▶ WORK ITEM: Having read the listing below, repeat it exactly.

------------------------------------------------------------

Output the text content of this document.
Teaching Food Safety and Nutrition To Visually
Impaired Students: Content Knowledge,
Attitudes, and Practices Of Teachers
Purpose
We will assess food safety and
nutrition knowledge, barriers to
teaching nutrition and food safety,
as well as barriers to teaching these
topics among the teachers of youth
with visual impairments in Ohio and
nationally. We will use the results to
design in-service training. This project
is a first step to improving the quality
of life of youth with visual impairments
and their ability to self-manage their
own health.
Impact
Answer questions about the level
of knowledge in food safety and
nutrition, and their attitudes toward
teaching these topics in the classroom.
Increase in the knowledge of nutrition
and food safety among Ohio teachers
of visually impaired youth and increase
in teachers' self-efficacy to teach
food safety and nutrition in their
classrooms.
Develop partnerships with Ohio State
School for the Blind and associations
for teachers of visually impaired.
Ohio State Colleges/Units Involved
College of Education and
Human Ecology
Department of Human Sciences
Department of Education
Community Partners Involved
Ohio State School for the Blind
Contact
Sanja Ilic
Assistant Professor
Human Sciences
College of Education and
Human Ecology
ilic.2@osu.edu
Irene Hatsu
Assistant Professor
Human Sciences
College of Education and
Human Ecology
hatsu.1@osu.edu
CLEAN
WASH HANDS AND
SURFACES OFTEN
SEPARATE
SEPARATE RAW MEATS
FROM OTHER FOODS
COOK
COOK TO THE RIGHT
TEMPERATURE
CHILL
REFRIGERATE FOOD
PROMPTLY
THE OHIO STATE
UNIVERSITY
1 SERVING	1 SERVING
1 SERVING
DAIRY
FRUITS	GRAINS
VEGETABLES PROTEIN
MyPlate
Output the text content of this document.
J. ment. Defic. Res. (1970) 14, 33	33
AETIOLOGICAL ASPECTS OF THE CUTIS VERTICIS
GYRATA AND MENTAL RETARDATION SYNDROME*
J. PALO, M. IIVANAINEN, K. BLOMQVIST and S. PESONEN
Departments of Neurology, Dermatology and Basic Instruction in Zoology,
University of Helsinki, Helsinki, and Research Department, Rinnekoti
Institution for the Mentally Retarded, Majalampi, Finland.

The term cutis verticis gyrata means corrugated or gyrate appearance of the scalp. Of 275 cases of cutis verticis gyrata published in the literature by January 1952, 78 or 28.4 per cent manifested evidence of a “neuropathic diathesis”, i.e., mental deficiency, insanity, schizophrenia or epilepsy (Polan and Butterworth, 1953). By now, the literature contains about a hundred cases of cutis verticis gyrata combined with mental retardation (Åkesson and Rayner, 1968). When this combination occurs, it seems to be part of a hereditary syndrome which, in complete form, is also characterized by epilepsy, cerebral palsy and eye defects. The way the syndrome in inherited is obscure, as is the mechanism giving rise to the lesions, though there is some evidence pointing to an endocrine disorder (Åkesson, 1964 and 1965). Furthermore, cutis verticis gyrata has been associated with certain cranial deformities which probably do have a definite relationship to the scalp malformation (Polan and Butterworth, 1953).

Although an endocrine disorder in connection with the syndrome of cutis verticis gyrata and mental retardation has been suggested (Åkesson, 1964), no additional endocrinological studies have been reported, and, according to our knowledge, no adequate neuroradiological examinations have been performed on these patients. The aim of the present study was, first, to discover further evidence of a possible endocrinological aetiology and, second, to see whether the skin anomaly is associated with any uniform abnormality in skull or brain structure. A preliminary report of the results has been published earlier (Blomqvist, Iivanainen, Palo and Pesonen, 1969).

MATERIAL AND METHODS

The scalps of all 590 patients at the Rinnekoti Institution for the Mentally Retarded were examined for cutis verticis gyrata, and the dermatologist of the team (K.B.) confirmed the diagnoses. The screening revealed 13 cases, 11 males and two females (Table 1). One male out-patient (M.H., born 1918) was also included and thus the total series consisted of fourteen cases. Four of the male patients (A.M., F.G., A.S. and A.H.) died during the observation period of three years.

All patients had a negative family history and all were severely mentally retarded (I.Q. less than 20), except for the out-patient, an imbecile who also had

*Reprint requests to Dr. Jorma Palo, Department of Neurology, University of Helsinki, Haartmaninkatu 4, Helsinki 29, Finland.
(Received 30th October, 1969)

------------------------------------------------------------

▶ ANSWER TO THE PROBLEM:
Output the text content of this document.
Teaching Food Safety and Nutrition To Visually
Impaired Students: Content Knowledge,
Attitudes, and Practices Of Teachers
Purpose
We will assess food safety and
nutrition knowledge, barriers to
teaching nutrition and food safety,
as well as barriers to teaching these
topics among the teachers of youth
with visual impairments in Ohio and
nationally. We will use the results to
design in-service training. This project
is a first step to improving the quality
of life of youth with visual impairments
and their ability to self-manage their
own health.
Impact
Answer questions about the level
of knowledge in food safety and
nutrition, and their attitudes toward
teaching these topics in the classroom.
Increase in the knowledge of nutrition
and food safety among Ohio teachers
of visually impaired youth and increase
in teachers' self-efficacy to teach
food safety and nutrition in their
classrooms.
Develop partnerships with Ohio State
School for the Blind and associations
for teachers of visually impaired.
Ohio State Colleges/Units Involved
College of Education and
Human Ecology
Department of Human Sciences
Department of Education
Community Partners Involved
Ohio State School for the Blind
Contact
Sanja Ilic
Assistant Professor
Human Sciences
College of Education and
Human Ecology
ilic.2@osu.edu
Irene Hatsu
Assistant Professor
Human Sciences
College of Education and
Human Ecology
hatsu.1@osu.edu
CLEAN
WASH HANDS AND
SURFACES OFTEN
SEPARATE
SEPARATE RAW MEATS
FROM OTHER FOODS
COOK
COOK TO THE RIGHT
TEMPERATURE
CHILL
REFRIGERATE FOOD
PROMPTLY
THE OHIO STATE
UNIVERSITY
1 SERVING	1 SERVING
1 SERVING
DAIRY
FRUITS	GRAINS
VEGETABLES PROTEIN
MyPlate
Output the text content of this document.
J. ment. Defic. Res. (1970) 14, 33	33
AETIOLOGICAL ASPECTS OF THE CUTIS VERTICIS
GYRATA AND MENTAL RETARDATION SYNDROME*
J. PALO, M. IIVANAINEN, K. BLOMQVIST and S. PESONEN
Departments of Neurology, Dermatology and Basic Instruction in Zoology,
University of Helsinki, Helsinki, and Research Department, Rinnekoti
Institution for the Mentally Retarded, Majalampi, Finland.

The term cutis verticis gyrata means corrugated or gyrate appearance of the scalp. Of 275 cases of cutis verticis gyrata published in the literature by January 1952, 78 or 28.4 per cent manifested evidence of a “neuropathic diathesis”, i.e., mental deficiency, insanity, schizophrenia or epilepsy (Polan and Butterworth, 1953). By now, the literature contains about a hundred cases of cutis verticis gyrata combined with mental retardation (Åkesson and Rayner, 1968). When this combination occurs, it seems to be part of a hereditary syndrome which, in complete form, is also characterized by epilepsy, cerebral palsy and eye defects. The way the syndrome in inherited is obscure, as is the mechanism giving rise to the lesions, though there is some evidence pointing to an endocrine disorder (Åkesson, 1964 and 1965). Furthermore, cutis verticis gyrata has been associated with certain cranial deformities which probably do have a definite relationship to the scalp malformation (Polan and Butterworth, 1953).

Although an endocrine disorder in connection with the syndrome of cutis verticis gyrata and mental retardation has been suggested (Åkesson, 1964), no additional endocrinological studies have been reported, and, according to our knowledge, no adequate neuroradiological examinations have been performed on these patients. The aim of the present study was, first, to discover further evidence of a possible endocrinological aetiology and, second, to see whether the skin anomaly is associated with any uniform abnormality in skull or brain structure. A preliminary report of the results has been published earlier (Blomqvist, Iivanainen, Palo and Pesonen, 1969).

MATERIAL AND METHODS

The scalps of all 590 patients at the Rinnekoti Institution for the Mentally Retarded were examined for cutis verticis gyrata, and the dermatologist of the team (K.B.) confirmed the diagnoses. The screening revealed 13 cases, 11 males and two females (Table 1). One male out-patient (M.H., born 1918) was also included and thus the total series consisted of fourteen cases. Four of the male patients (A.M., F.G., A.S. and A.H.) died during the observation period of three years.

All patients had a negative family history and all were severely mentally retarded (I.Q. less than 20), except for the out-patient, an imbecile who also had

*Reprint requests to Dr. Jorma Palo, Department of Neurology, University of Helsinki, Haartmaninkatu 4, Helsinki 29, Finland.
(Received 30th October, 1969)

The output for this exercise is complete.